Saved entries
########

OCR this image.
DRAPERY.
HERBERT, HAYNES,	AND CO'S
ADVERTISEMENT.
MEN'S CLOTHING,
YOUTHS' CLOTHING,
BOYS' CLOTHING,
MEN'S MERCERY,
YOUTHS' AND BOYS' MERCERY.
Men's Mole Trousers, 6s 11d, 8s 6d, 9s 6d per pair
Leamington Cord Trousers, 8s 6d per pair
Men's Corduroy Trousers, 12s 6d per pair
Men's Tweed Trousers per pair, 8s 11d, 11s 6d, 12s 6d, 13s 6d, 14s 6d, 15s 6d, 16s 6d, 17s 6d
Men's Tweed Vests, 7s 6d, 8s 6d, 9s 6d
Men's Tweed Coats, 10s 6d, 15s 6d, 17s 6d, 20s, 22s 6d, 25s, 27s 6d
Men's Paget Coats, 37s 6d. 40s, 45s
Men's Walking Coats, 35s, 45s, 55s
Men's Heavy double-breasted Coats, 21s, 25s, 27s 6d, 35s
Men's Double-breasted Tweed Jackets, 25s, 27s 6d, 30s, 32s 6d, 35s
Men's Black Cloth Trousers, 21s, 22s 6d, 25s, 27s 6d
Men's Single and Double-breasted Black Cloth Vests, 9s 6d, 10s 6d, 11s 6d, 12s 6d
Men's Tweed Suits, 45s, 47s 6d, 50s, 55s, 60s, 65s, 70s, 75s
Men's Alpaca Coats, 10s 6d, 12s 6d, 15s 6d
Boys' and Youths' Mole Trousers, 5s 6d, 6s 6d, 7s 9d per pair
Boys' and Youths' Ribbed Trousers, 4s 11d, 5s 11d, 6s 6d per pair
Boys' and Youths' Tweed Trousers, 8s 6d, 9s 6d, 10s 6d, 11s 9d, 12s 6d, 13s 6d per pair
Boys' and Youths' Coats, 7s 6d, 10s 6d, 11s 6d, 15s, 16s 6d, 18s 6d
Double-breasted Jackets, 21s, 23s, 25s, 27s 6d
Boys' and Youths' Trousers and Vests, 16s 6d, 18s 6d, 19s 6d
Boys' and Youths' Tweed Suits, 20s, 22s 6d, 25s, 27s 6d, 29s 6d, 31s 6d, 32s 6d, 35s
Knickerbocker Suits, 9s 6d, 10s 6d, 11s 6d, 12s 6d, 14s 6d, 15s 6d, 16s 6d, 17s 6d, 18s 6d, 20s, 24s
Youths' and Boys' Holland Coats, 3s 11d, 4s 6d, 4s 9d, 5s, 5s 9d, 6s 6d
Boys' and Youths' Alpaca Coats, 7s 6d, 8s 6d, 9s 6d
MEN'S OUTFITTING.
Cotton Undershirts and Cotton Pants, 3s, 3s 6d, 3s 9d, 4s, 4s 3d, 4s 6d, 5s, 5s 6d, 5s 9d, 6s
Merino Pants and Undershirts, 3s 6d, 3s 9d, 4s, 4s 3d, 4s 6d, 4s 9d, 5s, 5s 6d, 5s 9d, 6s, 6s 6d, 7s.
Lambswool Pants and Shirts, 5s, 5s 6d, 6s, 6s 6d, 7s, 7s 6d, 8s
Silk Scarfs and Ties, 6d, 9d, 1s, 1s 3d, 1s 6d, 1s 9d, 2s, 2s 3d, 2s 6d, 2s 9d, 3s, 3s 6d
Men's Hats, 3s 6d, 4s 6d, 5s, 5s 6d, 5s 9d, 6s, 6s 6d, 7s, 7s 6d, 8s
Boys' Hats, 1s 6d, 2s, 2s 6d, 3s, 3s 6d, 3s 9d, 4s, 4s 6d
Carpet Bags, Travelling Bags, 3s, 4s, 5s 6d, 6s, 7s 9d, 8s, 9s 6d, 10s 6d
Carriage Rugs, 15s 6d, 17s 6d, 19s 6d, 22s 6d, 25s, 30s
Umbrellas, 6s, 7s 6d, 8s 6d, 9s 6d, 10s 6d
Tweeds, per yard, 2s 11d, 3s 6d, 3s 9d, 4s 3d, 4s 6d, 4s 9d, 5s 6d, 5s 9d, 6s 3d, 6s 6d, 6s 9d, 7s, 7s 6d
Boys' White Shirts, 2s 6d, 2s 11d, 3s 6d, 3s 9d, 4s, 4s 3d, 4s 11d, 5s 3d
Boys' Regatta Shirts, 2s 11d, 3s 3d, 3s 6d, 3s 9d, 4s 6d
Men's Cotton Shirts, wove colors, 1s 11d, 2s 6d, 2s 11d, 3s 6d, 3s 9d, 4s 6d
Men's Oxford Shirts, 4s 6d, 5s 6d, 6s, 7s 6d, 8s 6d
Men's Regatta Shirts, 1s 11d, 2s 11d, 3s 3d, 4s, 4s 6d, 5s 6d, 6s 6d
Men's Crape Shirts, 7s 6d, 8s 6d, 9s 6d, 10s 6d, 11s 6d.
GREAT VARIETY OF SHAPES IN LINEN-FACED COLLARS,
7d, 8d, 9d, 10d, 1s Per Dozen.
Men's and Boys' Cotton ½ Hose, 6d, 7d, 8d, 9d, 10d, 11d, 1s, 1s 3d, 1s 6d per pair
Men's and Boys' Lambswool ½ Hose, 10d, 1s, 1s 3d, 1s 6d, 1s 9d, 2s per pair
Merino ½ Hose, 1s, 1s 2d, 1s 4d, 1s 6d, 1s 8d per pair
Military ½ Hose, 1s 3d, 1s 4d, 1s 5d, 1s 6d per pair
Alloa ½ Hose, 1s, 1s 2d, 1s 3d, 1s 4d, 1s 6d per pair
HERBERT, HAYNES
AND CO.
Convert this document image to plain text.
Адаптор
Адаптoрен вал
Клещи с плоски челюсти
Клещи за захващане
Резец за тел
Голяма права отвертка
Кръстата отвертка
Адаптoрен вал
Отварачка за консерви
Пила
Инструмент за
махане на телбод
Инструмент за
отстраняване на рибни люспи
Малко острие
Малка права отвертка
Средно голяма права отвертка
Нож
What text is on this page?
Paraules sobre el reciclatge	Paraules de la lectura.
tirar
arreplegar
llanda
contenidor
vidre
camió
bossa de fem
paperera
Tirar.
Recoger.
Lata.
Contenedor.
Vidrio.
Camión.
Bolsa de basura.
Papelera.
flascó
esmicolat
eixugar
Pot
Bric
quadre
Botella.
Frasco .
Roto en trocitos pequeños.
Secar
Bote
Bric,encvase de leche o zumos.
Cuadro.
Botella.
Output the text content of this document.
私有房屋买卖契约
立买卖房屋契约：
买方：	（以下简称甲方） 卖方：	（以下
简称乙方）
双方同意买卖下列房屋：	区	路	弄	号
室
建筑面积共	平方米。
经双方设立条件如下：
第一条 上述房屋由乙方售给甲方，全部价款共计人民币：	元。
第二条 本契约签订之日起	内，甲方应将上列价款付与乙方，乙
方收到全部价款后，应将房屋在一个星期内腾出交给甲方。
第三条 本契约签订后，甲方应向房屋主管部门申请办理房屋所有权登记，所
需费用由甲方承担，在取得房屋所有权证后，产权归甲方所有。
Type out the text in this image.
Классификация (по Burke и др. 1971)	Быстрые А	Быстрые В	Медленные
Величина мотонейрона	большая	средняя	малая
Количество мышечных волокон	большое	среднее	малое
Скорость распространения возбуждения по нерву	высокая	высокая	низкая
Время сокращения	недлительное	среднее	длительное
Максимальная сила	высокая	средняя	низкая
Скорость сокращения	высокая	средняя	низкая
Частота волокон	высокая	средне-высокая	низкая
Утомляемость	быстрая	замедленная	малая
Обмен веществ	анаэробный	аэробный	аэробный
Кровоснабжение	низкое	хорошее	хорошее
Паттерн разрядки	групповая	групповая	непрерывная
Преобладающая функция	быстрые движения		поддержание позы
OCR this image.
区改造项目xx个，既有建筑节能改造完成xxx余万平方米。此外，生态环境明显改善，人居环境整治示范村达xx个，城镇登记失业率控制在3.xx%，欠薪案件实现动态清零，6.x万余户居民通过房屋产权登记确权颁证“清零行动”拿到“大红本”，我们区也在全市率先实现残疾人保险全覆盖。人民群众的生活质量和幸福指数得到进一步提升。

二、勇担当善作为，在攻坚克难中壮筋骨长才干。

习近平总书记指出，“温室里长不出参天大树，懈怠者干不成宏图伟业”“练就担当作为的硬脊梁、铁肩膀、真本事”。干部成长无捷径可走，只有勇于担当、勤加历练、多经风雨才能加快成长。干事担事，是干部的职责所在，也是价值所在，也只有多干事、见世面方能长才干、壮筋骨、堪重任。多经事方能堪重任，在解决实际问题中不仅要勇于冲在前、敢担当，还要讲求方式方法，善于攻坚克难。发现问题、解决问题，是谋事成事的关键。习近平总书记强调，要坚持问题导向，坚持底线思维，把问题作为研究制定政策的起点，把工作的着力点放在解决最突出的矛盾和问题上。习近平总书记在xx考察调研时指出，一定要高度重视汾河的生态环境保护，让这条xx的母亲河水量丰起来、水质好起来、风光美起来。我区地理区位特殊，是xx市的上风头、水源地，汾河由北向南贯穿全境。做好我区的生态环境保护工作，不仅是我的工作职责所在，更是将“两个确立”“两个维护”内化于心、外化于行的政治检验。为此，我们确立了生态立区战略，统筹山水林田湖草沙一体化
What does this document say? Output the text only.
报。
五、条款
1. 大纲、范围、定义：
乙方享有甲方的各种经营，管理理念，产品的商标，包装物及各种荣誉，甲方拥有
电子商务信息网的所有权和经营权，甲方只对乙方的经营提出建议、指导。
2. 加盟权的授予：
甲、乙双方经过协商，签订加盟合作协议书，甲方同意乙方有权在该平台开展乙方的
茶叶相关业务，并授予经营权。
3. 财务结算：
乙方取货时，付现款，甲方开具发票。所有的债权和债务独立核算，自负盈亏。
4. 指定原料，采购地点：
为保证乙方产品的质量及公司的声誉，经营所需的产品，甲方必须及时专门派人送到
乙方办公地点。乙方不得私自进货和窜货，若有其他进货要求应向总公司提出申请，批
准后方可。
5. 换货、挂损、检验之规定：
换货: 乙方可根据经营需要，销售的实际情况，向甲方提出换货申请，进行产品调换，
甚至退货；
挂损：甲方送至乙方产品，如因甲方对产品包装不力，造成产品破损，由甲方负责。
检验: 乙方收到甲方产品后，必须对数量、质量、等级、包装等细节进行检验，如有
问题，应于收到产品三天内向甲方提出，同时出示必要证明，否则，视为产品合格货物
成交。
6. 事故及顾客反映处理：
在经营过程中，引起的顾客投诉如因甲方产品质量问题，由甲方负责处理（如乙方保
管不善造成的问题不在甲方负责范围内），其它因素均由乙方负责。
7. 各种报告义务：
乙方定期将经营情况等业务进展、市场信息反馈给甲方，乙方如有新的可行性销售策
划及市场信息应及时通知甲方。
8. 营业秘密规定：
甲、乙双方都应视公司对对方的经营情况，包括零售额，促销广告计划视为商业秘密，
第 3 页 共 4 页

########

— AIM OF THE TASK —
Copy out each line of the entries that holds "Alpaca".

— RESULT BELOW —
Men's Alpaca Coats, 10s 6d, 12s 6d, 15s 6d
Boys' and Youths' Alpaca Coats, 7s 6d, 8s 6d, 9s 6d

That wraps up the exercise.